◆ What is needed
Write the material out again in full, exactly.

-- begin Source records --

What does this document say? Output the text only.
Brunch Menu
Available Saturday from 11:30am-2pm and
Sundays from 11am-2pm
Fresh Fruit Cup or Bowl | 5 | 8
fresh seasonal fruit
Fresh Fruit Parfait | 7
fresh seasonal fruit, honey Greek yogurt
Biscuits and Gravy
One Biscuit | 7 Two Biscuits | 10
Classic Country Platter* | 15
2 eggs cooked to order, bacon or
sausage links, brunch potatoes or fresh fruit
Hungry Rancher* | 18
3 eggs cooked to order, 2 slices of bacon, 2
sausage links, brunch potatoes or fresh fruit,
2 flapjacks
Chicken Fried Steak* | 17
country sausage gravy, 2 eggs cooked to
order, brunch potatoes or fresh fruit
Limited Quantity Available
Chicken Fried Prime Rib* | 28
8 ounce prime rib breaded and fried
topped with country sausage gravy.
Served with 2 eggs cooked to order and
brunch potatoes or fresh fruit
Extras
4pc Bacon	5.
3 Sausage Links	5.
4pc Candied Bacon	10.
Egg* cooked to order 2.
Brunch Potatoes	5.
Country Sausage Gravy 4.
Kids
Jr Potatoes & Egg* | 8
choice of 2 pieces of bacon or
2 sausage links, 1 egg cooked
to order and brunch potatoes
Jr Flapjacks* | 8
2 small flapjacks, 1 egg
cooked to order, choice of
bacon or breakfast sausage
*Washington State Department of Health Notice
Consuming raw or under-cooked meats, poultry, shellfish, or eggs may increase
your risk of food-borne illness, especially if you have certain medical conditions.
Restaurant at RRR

-- end Source records --

◆ Exercise output
What does this document say? Output the text only.
Brunch Menu
Available Saturday from 11:30am-2pm and
Sundays from 11am-2pm
Fresh Fruit Cup or Bowl | 5 | 8
fresh seasonal fruit
Fresh Fruit Parfait | 7
fresh seasonal fruit, honey Greek yogurt
Biscuits and Gravy
One Biscuit | 7 Two Biscuits | 10
Classic Country Platter* | 15
2 eggs cooked to order, bacon or
sausage links, brunch potatoes or fresh fruit
Hungry Rancher* | 18
3 eggs cooked to order, 2 slices of bacon, 2
sausage links, brunch potatoes or fresh fruit,
2 flapjacks
Chicken Fried Steak* | 17
country sausage gravy, 2 eggs cooked to
order, brunch potatoes or fresh fruit
Limited Quantity Available
Chicken Fried Prime Rib* | 28
8 ounce prime rib breaded and fried
topped with country sausage gravy.
Served with 2 eggs cooked to order and
brunch potatoes or fresh fruit
Extras
4pc Bacon	5.
3 Sausage Links	5.
4pc Candied Bacon	10.
Egg* cooked to order 2.
Brunch Potatoes	5.
Country Sausage Gravy 4.
Kids
Jr Potatoes & Egg* | 8
choice of 2 pieces of bacon or
2 sausage links, 1 egg cooked
to order and brunch potatoes
Jr Flapjacks* | 8
2 small flapjacks, 1 egg
cooked to order, choice of
bacon or breakfast sausage
*Washington State Department of Health Notice
Consuming raw or under-cooked meats, poultry, shellfish, or eggs may increase
your risk of food-borne illness, especially if you have certain medical conditions.
Restaurant at RRR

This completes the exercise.